**PROBLEM REQUIREMENTS**
Reply with one number: the count of lines in the records below that hold "Annemarie".

━━━━

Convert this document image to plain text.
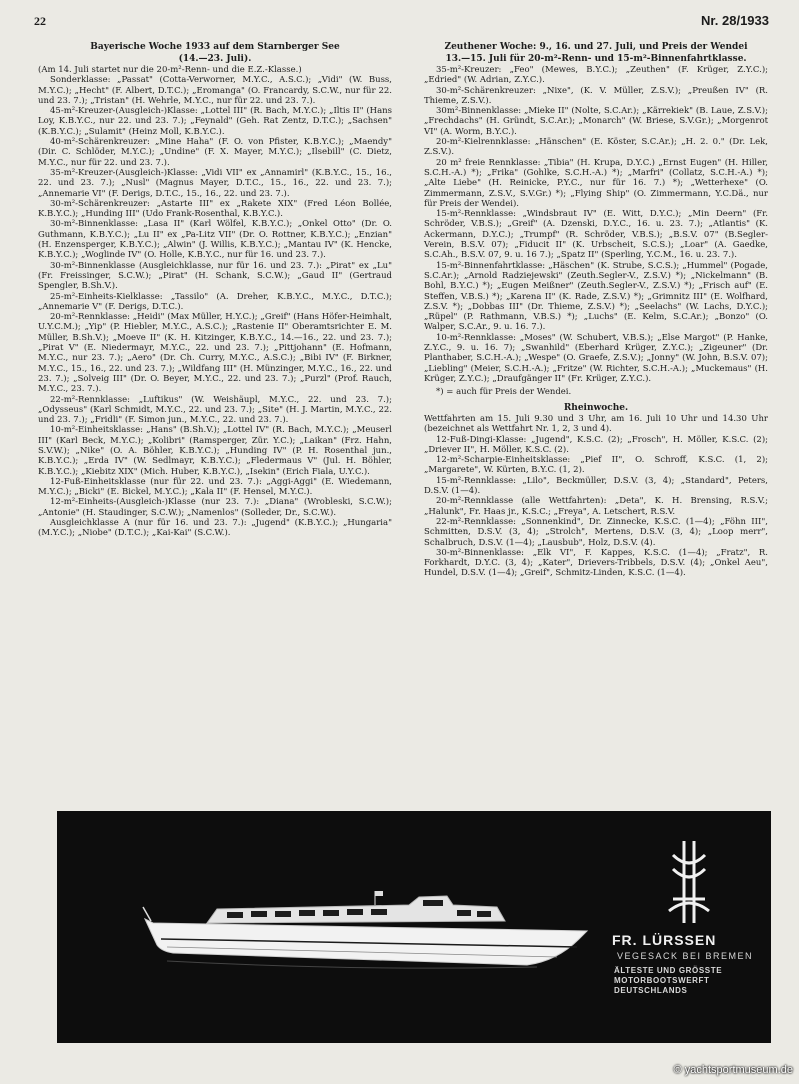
22	Nr. 28/1933

Bayerische Woche 1933 auf dem Starnberger See

(14.—23. Juli).

(Am 14. Juli startet nur die 20-m²-Renn- und die E.Z.-Klasse.)

Sonderklasse: „Passat" (Cotta-Verworner, M.Y.C., A.S.C.); „Vidi" (W. Buss, M.Y.C.); „Hecht" (F. Albert, D.T.C.); „Eromanga" (O. Francardy, S.C.W., nur für 22. und 23. 7.); „Tristan" (H. Wehrle, M.Y.C., nur für 22. und 23. 7.).

45-m²-Kreuzer-(Ausgleich-)Klasse: „Lottel III" (R. Bach, M.Y.C.); „Iltis II" (Hans Loy, K.B.Y.C., nur 22. und 23. 7.); „Feynald" (Geh. Rat Zentz, D.T.C.); „Sachsen" (K.B.Y.C.); „Sulamit" (Heinz Moll, K.B.Y.C.).

40-m²-Schärenkreuzer: „Mine Haha" (F. O. von Pfister, K.B.Y.C.); „Maendy" (Dir. C. Schlöder, M.Y.C.); „Undine" (F. X. Mayer, M.Y.C.); „Ilsebill" (C. Dietz, M.Y.C., nur für 22. und 23. 7.).

35-m²-Kreuzer-(Ausgleich-)Klasse: „Vidi VII" ex „Annamirl" (K.B.Y.C., 15., 16., 22. und 23. 7.); „Nusl" (Magnus Mayer, D.T.C., 15., 16., 22. und 23. 7.); „Annemarie VI" (F. Derigs, D.T.C., 15., 16., 22. und 23. 7.).

30-m²-Schärenkreuzer: „Astarte III" ex „Rakete XIX" (Fred Léon Bollée, K.B.Y.C.); „Hunding III" (Udo Frank-Rosenthal, K.B.Y.C.).

30-m²-Binnenklasse: „Lasa II" (Karl Wölfel, K.B.Y.C.); „Onkel Otto" (Dr. O. Guthmann, K.B.Y.C.); „Lu II" ex „Pa-Litz VII" (Dr. O. Rottner, K.B.Y.C.); „Enzian" (H. Enzensperger, K.B.Y.C.); „Alwin" (J. Willis, K.B.Y.C.); „Mantau IV" (K. Hencke, K.B.Y.C.); „Woglinde IV" (O. Holle, K.B.Y.C., nur für 16. und 23. 7.).

30-m²-Binnenklasse (Ausgleichklasse, nur für 16. und 23. 7.): „Pirat" ex „Lu" (Fr. Freissinger, S.C.W.); „Pirat" (H. Schank, S.C.W.); „Gaud II" (Gertraud Spengler, B.Sh.V.).

25-m²-Einheits-Kielklasse: „Tassilo" (A. Dreher, K.B.Y.C., M.Y.C., D.T.C.); „Annemarie V" (F. Derigs, D.T.C.).

20-m²-Rennklasse: „Heidi" (Max Müller, H.Y.C.); „Greif" (Hans Höfer-Heimhalt, U.Y.C.M.); „Yip" (P. Hiebler, M.Y.C., A.S.C.); „Rastenie II" Oberamtsrichter E. M. Müller, B.Sh.V.); „Moeve II" (K. H. Kitzinger, K.B.Y.C., 14.—16., 22. und 23. 7.); „Pirat V" (E. Niedermayr, M.Y.C., 22. und 23. 7.); „Pittjohann" (E. Hofmann, M.Y.C., nur 23. 7.); „Aero" (Dr. Ch. Curry, M.Y.C., A.S.C.); „Bibi IV" (F. Birkner, M.Y.C., 15., 16., 22. und 23. 7.); „Wildfang III" (H. Münzinger, M.Y.C., 16., 22. und 23. 7.); „Solveig III" (Dr. O. Beyer, M.Y.C., 22. und 23. 7.); „Purzl" (Prof. Rauch, M.Y.C., 23. 7.).

22-m²-Rennklasse: „Luftikus" (W. Weishäupl, M.Y.C., 22. und 23. 7.); „Odysseus" (Karl Schmidt, M.Y.C., 22. und 23. 7.); „Site" (H. J. Martin, M.Y.C., 22. und 23. 7.); „Fridli" (F. Simon jun., M.Y.C., 22. und 23. 7.).

10-m²-Einheitsklasse: „Hans" (B.Sh.V.); „Lottel IV" (R. Bach, M.Y.C.); „Meuserl III" (Karl Beck, M.Y.C.); „Kolibri" (Ramsperger, Zür. Y.C.); „Laikan" (Frz. Hahn, S.V.W.); „Nike" (O. A. Böhler, K.B.Y.C.); „Hunding IV" (P. H. Rosenthal jun., K.B.Y.C.); „Erda IV" (W. Sedlmayr, K.B.Y.C.); „Fledermaus V" (Jul. H. Böhler, K.B.Y.C.); „Kiebitz XIX" (Mich. Huber, K.B.Y.C.), „Isekin" (Erich Fiala, U.Y.C.).

12-Fuß-Einheitsklasse (nur für 22. und 23. 7.): „Aggi-Aggi" (E. Wiedemann, M.Y.C.); „Bicki" (E. Bickel, M.Y.C.); „Kala II" (F. Hensel, M.Y.C.).

12-m²-Einheits-(Ausgleich-)Klasse (nur 23. 7.): „Diana" (Wrobleski, S.C.W.); „Antonie" (H. Staudinger, S.C.W.); „Namenlos" (Solleder, Dr., S.C.W.).

Ausgleichklasse A (nur für 16. und 23. 7.): „Jugend" (K.B.Y.C.); „Hungaria" (M.Y.C.); „Niobe" (D.T.C.); „Kai-Kai" (S.C.W.).

Zeuthener Woche: 9., 16. und 27. Juli, und Preis der Wendei

13.—15. Juli für 20-m²-Renn- und 15-m²-Binnenfahrtklasse.

35-m²-Kreuzer: „Feo" (Mewes, B.Y.C.); „Zeuthen" (F. Krüger, Z.Y.C.); „Edried" (W. Adrian, Z.Y.C.).

30-m²-Schärenkreuzer: „Nixe", (K. V. Müller, Z.S.V.); „Preußen IV" (R. Thieme, Z.S.V.).

30m²-Binnenklasse: „Mieke II" (Nolte, S.C.Ar.); „Kärrekiek" (B. Laue, Z.S.V.); „Frechdachs" (H. Gründt, S.C.Ar.); „Monarch" (W. Briese, S.V.Gr.); „Morgenrot VI" (A. Worm, B.Y.C.).

20-m²-Kielrennklasse: „Hänschen" (E. Köster, S.C.Ar.); „H. 2. 0." (Dr. Lek, Z.S.V.).

20 m² freie Rennklasse: „Tibia" (H. Krupa, D.Y.C.) „Ernst Eugen" (H. Hiller, S.C.H.-A.) *); „Frika" (Gohlke, S.C.H.-A.) *); „Marfri" (Collatz, S.C.H.-A.) *); „Alte Liebe" (H. Reinicke, P.Y.C., nur für 16. 7.) *); „Wetterhexe" (O. Zimmermann, Z.S.V., S.V.Gr.) *); „Flying Ship" (O. Zimmermann, Y.C.Dä., nur für Preis der Wendei).

15-m²-Rennklasse: „Windsbraut IV" (E. Witt, D.Y.C.); „Min Deern" (Fr. Schröder, V.B.S.); „Greif" (A. Dzenski, D.Y.C., 16. u. 23. 7.); „Atlantis" (K. Ackermann, D.Y.C.); „Trumpf" (R. Schröder, V.B.S.); „B.S.V. 07" (B.Segler-Verein, B.S.V. 07); „Fiducit II" (K. Urbscheit, S.C.S.); „Loar" (A. Gaedke, S.C.Ah., B.S.V. 07, 9. u. 16 7.); „Spatz II" (Sperling, Y.C.M., 16. u. 23. 7.).

15-m²-Binnenfahrtklasse: „Häschen" (K. Strube, S.C.S.); „Hummel" (Pogade, S.C.Ar.); „Arnold Radziejewski" (Zeuth.Segler-V., Z.S.V.) *); „Nickelmann" (B. Bohl, B.Y.C.) *); „Eugen Meißner" (Zeuth.Segler-V., Z.S.V.) *); „Frisch auf" (E. Steffen, V.B.S.) *); „Karena II" (K. Rade, Z.S.V.) *); „Grimnitz III" (E. Wolfhard, Z.S.V. *); „Dobbas III" (Dr. Thieme, Z.S.V.) *); „Seelachs" (W. Lachs, D.Y.C.); „Rüpel" (P. Rathmann, V.B.S.) *); „Luchs" (E. Kelm, S.C.Ar.); „Bonzo" (O. Walper, S.C.Ar., 9. u. 16. 7.).

10-m²-Rennklasse: „Moses" (W. Schubert, V.B.S.); „Else Margot" (P. Hanke, Z.Y.C., 9. u. 16. 7); „Swanhild" (Eberhard Krüger, Z.Y.C.); „Zigeuner" (Dr. Planthaber, S.C.H.-A.); „Wespe" (O. Graefe, Z.S.V.); „Jonny" (W. John, B.S.V. 07); „Liebling" (Meier, S.C.H.-A.); „Fritze" (W. Richter, S.C.H.-A.); „Muckemaus" (H. Krüger, Z.Y.C.); „Draufgänger II" (Fr. Krüger, Z.Y.C.).

*) = auch für Preis der Wendei.

Rheinwoche.

Wettfahrten am 15. Juli 9.30 und 3 Uhr, am 16. Juli 10 Uhr und 14.30 Uhr (bezeichnet als Wettfahrt Nr. 1, 2, 3 und 4).

12-Fuß-Dingi-Klasse: „Jugend", K.S.C. (2); „Frosch", H. Möller, K.S.C. (2); „Driever II", H. Möller, K.S.C. (2).

12-m²-Scharpie-Einheitsklasse: „Pief II", O. Schroff, K.S.C. (1, 2); „Margarete", W. Kürten, B.Y.C. (1, 2).

15-m²-Rennklasse: „Lilo", Beckmüller, D.S.V. (3, 4); „Standard", Peters, D.S.V. (1—4).

20-m²-Rennklasse (alle Wettfahrten): „Deta", K. H. Brensing, R.S.V.; „Halunk", Fr. Haas jr., K.S.C.; „Freya", A. Letschert, R.S.V.

22-m²-Rennklasse: „Sonnenkind", Dr. Zinnecke, K.S.C. (1—4); „Föhn III", Schmitten, D.S.V. (3, 4); „Strolch", Mertens, D.S.V. (3, 4); „Loop merr", Schalbruch, D.S.V. (1—4); „Lausbub", Holz, D.S.V. (4).

30-m²-Binnenklasse: „Elk VI", F. Kappes, K.S.C. (1—4); „Fratz", R. Forkhardt, D.Y.C. (3, 4); „Kater", Drievers-Tribbels, D.S.V. (4); „Onkel Aeu", Hundel, D.S.V. (1—4); „Greif", Schmitz-Linden, K.S.C. (1—4).

FR. LÜRSSEN
VEGESACK BEI BREMEN
ÄLTESTE UND GRÖSSTE
MOTORBOOTSWERFT
DEUTSCHLANDS
© yachtsportmuseum.de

━━━━

**WRITTEN REPLY**
2